= SOURCE TEXT =
------------------------
What happens when nodepool.spec.template.nodeClassRef changes?

Node hash recalculation triggers, and cache is flushed for that nodepool

https://github.com/kubernetes-sigs/karpenter/pull/1420/files#diff-3fff53ac08298c9ad8e732e5fdeda2aea5018bc888160d6fa5fb432f4aad9f78R68

Now that kubelet setting moved to nodeclass, this requires an update

Based on this, it seems that change in nodeclass spec is not supposed to trigger the hash recalculation, to avoid the unnecessary drift.

In this case, cache will be updated first time the node of this nodepool/instancetype comes up with updated allocatables

ellistarn · 2024-07-16T18:50:04Z

pkg/utils/sharedcache/sharedcache.go

+limitations under the License.
+*/
+
+package sharedcache


Why not just inject this into the controller at initialization time like we do with our other caches?

Something like this?

I've tried it at first but the amount of changes seemed too much. What do you think, what's better?

I don't like the amount of layers we have to pass the thing around, and all the changes to all the tests etc, which makes this change much bigger than necessary

It's how we do things today, in the codebase. We wire dependencies around explicitly, rather than global singletons or a DI framework.

Usually you can just instantiate it as part of the parent class's constructor. If used in multiple places, we wire it up as needed.

Understood. I definitely want to follow existing practices.

Can you review https://github.com/BEvgeniyS/karpenter/pull/2/files then? I'll just push the changes to this branch if it's correct

updated this PR to use injection

ellistarn · 2024-07-16T18:51:02Z

pkg/controllers/provisioning/scheduling/nodeclaim.go

@@ -251,10 +252,22 @@ func filterInstanceTypesByRequirements(instanceTypes []*cloudprovider.InstanceTy
 		fitsAndOffering:         false,
 	}

-	for _, it := range instanceTypes {
+	for _, it := range n.InstanceTypeOptions {


I wonder if we should collapse this code with https://github.com/kubernetes-sigs/karpenter/pull/1379/files, which aims to solve this type of problem

I think this might lead to referring instanceType provider from more packages than it really needs to be referred from...
------------------------
(Dataset items)
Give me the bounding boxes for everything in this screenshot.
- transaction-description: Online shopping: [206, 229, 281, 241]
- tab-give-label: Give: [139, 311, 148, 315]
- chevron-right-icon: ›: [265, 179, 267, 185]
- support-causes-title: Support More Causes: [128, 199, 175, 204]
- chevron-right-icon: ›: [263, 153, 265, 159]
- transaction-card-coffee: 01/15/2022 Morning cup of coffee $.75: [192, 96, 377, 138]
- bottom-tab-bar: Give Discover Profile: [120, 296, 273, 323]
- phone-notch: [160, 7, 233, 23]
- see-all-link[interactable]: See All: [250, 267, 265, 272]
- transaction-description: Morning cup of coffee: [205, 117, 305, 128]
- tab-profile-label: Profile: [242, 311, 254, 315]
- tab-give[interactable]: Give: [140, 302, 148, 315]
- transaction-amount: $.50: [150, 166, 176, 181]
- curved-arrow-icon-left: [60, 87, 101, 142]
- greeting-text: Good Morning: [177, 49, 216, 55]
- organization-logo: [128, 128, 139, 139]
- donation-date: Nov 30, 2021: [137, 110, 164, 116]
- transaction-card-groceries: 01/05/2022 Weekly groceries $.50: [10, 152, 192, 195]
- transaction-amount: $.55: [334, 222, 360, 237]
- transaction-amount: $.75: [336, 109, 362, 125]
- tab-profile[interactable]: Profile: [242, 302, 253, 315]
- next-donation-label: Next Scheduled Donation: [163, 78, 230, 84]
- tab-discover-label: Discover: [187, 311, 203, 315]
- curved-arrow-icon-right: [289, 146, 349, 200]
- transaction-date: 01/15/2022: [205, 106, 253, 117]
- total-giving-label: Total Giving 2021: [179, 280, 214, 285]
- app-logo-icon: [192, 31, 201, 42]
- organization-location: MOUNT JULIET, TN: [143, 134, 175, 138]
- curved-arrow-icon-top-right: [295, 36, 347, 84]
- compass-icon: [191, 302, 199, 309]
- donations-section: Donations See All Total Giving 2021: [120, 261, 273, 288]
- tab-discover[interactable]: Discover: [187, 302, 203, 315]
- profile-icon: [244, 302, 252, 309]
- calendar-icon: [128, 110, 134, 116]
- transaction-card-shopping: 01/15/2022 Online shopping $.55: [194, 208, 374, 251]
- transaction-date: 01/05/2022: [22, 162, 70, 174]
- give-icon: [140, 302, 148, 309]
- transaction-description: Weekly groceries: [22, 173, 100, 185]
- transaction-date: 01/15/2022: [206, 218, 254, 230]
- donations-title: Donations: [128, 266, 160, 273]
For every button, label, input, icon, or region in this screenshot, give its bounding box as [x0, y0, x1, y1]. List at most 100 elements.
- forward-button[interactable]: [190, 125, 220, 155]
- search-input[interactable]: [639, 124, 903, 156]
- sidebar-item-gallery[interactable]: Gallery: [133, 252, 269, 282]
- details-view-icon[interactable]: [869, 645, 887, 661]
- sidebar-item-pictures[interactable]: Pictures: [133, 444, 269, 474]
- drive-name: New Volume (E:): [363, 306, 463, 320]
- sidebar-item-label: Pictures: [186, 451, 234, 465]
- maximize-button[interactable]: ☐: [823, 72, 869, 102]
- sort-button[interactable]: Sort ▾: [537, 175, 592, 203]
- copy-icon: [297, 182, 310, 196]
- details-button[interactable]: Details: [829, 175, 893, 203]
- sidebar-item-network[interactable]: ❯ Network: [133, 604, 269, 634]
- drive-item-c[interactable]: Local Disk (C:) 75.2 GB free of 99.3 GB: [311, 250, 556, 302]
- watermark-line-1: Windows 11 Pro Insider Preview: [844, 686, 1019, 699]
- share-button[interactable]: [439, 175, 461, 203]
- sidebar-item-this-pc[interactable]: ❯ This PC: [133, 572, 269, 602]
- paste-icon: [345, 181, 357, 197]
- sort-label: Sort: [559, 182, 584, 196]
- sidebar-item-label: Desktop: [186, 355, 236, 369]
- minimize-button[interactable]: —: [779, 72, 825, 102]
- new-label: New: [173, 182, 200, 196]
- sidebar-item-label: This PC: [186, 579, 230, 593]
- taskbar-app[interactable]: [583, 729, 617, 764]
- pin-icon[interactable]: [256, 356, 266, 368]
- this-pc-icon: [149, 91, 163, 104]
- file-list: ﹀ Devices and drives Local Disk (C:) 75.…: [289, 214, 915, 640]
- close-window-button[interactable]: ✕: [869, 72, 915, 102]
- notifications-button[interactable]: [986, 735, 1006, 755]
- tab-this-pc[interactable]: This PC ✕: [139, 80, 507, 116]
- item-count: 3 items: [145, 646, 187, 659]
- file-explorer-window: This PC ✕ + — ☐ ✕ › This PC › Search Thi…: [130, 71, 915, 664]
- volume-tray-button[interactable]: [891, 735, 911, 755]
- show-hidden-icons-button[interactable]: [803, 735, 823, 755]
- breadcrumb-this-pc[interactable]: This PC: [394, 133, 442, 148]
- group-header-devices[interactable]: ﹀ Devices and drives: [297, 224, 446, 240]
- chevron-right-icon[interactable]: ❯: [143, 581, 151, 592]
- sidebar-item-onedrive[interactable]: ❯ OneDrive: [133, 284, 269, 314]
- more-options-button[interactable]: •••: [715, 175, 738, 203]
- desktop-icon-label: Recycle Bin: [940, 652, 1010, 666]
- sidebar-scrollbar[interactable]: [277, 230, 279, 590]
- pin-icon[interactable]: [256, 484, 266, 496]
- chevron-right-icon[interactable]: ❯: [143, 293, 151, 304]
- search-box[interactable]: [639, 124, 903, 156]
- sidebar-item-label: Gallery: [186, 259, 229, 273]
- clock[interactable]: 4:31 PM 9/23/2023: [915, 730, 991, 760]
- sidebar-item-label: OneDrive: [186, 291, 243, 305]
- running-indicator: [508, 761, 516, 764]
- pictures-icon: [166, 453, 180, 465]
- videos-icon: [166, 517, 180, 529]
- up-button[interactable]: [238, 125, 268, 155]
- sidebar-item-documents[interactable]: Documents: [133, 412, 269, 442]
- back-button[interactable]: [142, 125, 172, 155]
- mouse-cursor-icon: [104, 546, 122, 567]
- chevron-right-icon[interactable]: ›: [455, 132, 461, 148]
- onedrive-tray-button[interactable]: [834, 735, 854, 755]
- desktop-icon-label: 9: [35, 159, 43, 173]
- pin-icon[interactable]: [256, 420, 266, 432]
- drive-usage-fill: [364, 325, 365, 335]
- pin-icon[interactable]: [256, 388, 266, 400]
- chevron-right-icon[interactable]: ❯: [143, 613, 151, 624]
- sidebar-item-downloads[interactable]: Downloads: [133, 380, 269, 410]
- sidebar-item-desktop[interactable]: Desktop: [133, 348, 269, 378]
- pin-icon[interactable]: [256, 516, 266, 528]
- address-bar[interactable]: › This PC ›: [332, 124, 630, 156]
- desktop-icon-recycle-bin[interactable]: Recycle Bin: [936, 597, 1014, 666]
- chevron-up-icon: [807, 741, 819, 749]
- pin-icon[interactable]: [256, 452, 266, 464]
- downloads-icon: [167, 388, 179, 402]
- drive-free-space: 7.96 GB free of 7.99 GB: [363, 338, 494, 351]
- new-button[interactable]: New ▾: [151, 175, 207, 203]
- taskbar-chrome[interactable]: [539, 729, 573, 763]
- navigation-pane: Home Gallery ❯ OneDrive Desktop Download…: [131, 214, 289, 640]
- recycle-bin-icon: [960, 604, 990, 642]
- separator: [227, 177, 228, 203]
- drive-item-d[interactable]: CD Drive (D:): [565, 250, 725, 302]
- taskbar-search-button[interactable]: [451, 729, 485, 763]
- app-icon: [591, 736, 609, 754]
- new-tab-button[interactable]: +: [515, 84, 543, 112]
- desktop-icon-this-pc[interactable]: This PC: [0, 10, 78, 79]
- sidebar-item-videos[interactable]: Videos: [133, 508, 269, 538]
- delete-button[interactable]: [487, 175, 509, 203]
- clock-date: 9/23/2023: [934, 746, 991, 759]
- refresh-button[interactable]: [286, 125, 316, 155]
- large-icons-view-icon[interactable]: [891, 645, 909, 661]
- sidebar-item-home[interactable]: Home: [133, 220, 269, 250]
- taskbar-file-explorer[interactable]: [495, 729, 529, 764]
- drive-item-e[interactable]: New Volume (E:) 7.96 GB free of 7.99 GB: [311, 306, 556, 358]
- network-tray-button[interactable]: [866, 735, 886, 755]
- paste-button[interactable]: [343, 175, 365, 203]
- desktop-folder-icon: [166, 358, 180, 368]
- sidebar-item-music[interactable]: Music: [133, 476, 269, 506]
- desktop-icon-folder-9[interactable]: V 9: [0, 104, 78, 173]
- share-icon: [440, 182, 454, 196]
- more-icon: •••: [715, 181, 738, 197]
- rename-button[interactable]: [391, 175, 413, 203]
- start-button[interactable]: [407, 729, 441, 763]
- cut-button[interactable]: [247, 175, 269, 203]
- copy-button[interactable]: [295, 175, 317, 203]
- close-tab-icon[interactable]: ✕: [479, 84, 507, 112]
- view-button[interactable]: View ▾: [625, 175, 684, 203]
------------------------
= WHAT TO WORK ON =
[a] Copy the entries word for word, starting at the very first line of the entries and stopping after the line that contains "- see-all-link[interactable]: See".
[b] Write the next part of the Karpenter pull request review thread, picking up after its final comment.

= THE ANSWERS =
[a]
Give me the bounding boxes for everything in this screenshot.
- transaction-description: Online shopping: [206, 229, 281, 241]
- tab-give-label: Give: [139, 311, 148, 315]
- chevron-right-icon: ›: [265, 179, 267, 185]
- support-causes-title: Support More Causes: [128, 199, 175, 204]
- chevron-right-icon: ›: [263, 153, 265, 159]
- transaction-card-coffee: 01/15/2022 Morning cup of coffee $.75: [192, 96, 377, 138]
- bottom-tab-bar: Give Discover Profile: [120, 296, 273, 323]
- phone-notch: [160, 7, 233, 23]
- see-all-link[interactable]: See All: [250, 267, 265, 272]

[b]
ellistarn · 2024-07-16T18:51:34Z

pkg/controllers/provisioning/scheduling/nodeclaim.go

@@ -239,7 +240,7 @@ func (r filterResults) FailureReason() string {
 }

 //nolint:gocyclo
-func filterInstanceTypesByRequirements(instanceTypes []*cloudprovider.InstanceType, requirements scheduling.Requirements, requests v1.ResourceList) filterResults {
+func (n *NodeClaim) filterInstanceTypesByRequirements(requirements scheduling.Requirements, requests v1.ResourceList) filterResults {


escherize · 2024-07-17T22:17:47Z

Thanks @BEvgeniyS, very cool!

BEvgeniyS · 2024-07-25T23:18:46Z

Given that kubelet section is moved to the nodeclass, it would probably make sense to move this logic to the cloudprovider?

Seems like Kwok provider doesn't have this issue (and it's not obviously how one can replicate it), this could be cloud provider-specific issue

BEvgeniyS · 2024-07-29T06:54:17Z

Updated PR with dependency injection

@ellistarn @tallaxes @jackfrancis
Any chance you can take a look?

github-actions · 2024-08-13T12:01:57Z

This PR has been inactive for 14 days. StaleBot will close this stale PR after 14 more days of inactivity.

BEvgeniyS · 2024-08-19T03:58:31Z

@ellistarn Can we remove stale label from this pr?

BEvgeniyS · 2024-09-16T12:06:14Z

Since we've been running this as our fork in prod, we have discovered that allocatable memory and ephemeral storage may fluctuate due to kernel reservations (confirmed through comparing dmesg outputs, difference in single digit Ki between different instances)

That has caused unnecessary cache updates
I've changed the pr to not update the cache from every new node, but just reuse the cached information until cache is cleared

c818941

github-actions · 2024-10-15T12:02:10Z

This PR has been inactive for 14 days. StaleBot will close this stale PR after 14 more days of inactivity.

BEvgeniyS · 2024-10-21T23:04:24Z

Closing in favor of aws/karpenter-provider-aws#7004

Thanks @jmdeal!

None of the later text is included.